Begin Records for this exercise
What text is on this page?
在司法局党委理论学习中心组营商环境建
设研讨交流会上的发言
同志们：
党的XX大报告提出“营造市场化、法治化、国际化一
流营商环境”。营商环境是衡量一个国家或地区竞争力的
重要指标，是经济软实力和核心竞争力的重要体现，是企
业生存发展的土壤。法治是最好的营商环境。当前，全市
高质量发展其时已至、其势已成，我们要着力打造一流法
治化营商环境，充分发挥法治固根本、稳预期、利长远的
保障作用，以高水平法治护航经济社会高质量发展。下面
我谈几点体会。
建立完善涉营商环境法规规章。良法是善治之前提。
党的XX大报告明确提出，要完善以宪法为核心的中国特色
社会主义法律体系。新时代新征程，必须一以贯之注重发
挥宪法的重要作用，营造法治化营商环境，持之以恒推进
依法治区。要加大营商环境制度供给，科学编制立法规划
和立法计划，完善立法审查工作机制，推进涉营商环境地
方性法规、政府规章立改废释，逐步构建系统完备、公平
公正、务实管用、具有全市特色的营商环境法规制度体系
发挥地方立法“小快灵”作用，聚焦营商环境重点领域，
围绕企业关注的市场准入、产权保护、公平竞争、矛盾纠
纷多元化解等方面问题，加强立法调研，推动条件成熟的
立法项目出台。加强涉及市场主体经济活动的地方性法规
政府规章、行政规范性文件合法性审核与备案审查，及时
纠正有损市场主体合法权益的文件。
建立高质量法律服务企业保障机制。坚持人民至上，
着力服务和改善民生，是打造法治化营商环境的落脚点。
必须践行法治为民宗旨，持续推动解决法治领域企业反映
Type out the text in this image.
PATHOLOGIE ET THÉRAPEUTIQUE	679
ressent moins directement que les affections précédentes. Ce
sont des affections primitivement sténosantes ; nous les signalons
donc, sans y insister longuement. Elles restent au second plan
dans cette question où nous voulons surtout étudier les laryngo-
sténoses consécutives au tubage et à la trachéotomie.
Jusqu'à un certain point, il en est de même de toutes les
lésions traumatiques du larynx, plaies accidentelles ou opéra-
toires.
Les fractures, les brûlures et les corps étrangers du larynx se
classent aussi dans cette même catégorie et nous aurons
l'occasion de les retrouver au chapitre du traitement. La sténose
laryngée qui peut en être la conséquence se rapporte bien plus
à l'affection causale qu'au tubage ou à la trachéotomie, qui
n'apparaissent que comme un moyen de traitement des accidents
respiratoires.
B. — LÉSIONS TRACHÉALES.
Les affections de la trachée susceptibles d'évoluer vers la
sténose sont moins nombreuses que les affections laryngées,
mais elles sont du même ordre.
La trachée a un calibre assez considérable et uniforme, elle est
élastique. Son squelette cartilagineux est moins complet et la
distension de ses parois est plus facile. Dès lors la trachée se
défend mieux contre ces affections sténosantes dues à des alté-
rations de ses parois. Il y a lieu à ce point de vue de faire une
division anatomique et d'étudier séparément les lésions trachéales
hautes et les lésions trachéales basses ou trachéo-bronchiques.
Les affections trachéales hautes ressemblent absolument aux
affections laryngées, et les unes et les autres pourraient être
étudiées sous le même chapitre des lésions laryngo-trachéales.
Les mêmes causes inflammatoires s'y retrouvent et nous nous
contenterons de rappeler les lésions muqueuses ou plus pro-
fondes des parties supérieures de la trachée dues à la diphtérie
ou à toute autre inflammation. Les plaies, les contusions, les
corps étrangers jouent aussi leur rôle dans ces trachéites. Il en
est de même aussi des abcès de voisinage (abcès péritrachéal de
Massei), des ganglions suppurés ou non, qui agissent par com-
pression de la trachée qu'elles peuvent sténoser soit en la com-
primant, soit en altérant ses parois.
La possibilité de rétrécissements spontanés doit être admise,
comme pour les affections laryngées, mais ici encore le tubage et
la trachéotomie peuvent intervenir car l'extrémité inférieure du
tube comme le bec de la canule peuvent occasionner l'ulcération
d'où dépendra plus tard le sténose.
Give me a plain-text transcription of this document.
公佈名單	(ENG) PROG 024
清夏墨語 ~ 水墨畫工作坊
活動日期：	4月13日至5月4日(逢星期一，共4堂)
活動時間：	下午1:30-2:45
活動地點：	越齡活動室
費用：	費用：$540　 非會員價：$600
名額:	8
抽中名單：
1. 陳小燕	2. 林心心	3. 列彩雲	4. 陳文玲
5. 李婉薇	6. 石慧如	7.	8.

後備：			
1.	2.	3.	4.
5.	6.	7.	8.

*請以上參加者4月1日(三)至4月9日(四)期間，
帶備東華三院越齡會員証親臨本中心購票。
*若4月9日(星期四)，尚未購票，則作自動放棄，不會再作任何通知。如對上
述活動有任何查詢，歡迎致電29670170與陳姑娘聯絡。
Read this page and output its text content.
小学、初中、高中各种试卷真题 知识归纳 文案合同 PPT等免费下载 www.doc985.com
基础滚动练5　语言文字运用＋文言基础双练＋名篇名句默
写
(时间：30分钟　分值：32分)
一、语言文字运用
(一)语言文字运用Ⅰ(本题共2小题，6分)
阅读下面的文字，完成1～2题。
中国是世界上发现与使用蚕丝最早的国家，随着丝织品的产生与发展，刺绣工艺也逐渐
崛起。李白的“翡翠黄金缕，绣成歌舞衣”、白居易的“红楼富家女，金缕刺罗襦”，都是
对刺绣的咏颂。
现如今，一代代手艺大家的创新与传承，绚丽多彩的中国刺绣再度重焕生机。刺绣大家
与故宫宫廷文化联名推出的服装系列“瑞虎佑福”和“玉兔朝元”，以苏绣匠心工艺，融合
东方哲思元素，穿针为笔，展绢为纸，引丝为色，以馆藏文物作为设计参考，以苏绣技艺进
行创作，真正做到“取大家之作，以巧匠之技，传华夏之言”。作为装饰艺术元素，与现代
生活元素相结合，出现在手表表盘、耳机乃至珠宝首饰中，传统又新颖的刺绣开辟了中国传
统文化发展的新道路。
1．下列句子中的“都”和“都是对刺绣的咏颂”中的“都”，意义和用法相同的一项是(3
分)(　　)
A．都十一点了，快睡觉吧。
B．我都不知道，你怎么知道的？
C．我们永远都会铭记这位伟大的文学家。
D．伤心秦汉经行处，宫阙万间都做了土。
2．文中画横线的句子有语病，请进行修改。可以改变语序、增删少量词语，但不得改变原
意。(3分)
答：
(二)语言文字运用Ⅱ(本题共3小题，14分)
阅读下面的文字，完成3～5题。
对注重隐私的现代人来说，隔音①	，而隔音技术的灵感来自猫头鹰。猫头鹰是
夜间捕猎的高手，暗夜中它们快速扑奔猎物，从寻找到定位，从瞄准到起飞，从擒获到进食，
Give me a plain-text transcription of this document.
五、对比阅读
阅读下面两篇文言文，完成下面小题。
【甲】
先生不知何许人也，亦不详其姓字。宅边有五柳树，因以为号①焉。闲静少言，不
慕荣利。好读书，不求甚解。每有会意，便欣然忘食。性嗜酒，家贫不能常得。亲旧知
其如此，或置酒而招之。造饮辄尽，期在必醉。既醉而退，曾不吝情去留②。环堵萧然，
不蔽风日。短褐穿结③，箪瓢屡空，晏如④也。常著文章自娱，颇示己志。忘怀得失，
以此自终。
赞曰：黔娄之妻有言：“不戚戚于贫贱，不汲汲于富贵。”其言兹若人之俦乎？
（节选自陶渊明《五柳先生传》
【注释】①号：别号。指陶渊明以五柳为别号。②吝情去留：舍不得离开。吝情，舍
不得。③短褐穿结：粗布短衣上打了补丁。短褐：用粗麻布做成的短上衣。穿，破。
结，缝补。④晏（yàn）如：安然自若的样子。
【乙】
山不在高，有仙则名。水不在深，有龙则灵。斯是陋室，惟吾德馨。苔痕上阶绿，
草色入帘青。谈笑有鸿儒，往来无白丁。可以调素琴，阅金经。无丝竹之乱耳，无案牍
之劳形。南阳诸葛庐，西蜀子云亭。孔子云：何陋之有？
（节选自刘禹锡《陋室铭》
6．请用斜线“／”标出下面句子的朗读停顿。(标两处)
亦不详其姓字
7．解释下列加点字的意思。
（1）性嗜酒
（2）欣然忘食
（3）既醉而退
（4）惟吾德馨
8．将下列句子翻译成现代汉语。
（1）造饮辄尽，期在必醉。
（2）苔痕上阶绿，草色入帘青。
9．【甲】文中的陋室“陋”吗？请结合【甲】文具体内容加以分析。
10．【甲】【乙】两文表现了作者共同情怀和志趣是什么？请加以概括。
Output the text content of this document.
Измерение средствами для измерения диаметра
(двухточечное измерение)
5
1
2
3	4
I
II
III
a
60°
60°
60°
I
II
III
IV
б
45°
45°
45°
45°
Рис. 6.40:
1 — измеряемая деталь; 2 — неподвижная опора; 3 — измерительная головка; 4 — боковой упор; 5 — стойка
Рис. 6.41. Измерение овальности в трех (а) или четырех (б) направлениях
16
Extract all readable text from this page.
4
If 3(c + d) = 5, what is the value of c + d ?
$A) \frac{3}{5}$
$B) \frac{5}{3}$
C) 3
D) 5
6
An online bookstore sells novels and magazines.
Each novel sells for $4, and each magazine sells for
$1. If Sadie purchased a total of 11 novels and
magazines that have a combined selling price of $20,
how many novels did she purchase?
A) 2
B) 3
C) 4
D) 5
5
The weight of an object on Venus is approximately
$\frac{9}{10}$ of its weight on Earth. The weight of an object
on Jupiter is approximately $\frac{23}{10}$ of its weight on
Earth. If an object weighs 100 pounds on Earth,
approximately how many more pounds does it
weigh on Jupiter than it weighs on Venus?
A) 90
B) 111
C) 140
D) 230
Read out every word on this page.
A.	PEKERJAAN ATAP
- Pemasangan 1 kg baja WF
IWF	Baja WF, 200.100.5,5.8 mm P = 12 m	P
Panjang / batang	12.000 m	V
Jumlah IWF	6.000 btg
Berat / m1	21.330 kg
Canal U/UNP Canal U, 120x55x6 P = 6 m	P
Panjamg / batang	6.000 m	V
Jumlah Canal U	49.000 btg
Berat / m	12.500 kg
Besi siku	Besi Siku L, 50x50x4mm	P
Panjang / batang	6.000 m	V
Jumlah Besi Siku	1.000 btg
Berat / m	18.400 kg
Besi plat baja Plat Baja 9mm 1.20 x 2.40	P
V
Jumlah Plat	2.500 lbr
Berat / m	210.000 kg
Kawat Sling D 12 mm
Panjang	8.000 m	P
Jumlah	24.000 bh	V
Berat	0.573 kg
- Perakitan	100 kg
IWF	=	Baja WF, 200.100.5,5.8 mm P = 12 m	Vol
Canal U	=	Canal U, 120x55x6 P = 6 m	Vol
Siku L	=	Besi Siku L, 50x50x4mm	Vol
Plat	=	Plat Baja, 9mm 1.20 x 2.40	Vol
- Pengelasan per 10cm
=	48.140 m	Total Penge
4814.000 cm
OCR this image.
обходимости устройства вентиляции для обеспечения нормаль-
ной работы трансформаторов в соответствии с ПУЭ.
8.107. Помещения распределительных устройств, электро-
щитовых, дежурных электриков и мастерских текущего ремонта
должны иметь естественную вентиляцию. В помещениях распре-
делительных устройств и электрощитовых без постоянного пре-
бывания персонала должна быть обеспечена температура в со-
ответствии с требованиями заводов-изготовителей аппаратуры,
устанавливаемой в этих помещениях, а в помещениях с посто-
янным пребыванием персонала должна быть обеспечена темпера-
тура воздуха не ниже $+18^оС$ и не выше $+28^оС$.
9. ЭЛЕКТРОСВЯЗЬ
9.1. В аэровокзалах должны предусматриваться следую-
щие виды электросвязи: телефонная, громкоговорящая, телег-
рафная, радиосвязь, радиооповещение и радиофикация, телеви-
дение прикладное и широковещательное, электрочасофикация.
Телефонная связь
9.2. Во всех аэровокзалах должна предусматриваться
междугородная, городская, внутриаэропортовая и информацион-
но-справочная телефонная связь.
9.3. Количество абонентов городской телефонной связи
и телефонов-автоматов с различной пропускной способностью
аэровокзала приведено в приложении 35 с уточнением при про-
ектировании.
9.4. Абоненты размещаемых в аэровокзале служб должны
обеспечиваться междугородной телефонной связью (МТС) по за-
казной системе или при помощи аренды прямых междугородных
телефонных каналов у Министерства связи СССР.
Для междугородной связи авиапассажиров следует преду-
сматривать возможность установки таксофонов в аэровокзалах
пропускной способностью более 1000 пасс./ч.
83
End Records for this exercise
**To be done**
Find every line above that contains the word "быть", and return each one.

**Output of the task**
бывания персонала должна быть обеспечена температура в со-
янным пребыванием персонала должна быть обеспечена темпера-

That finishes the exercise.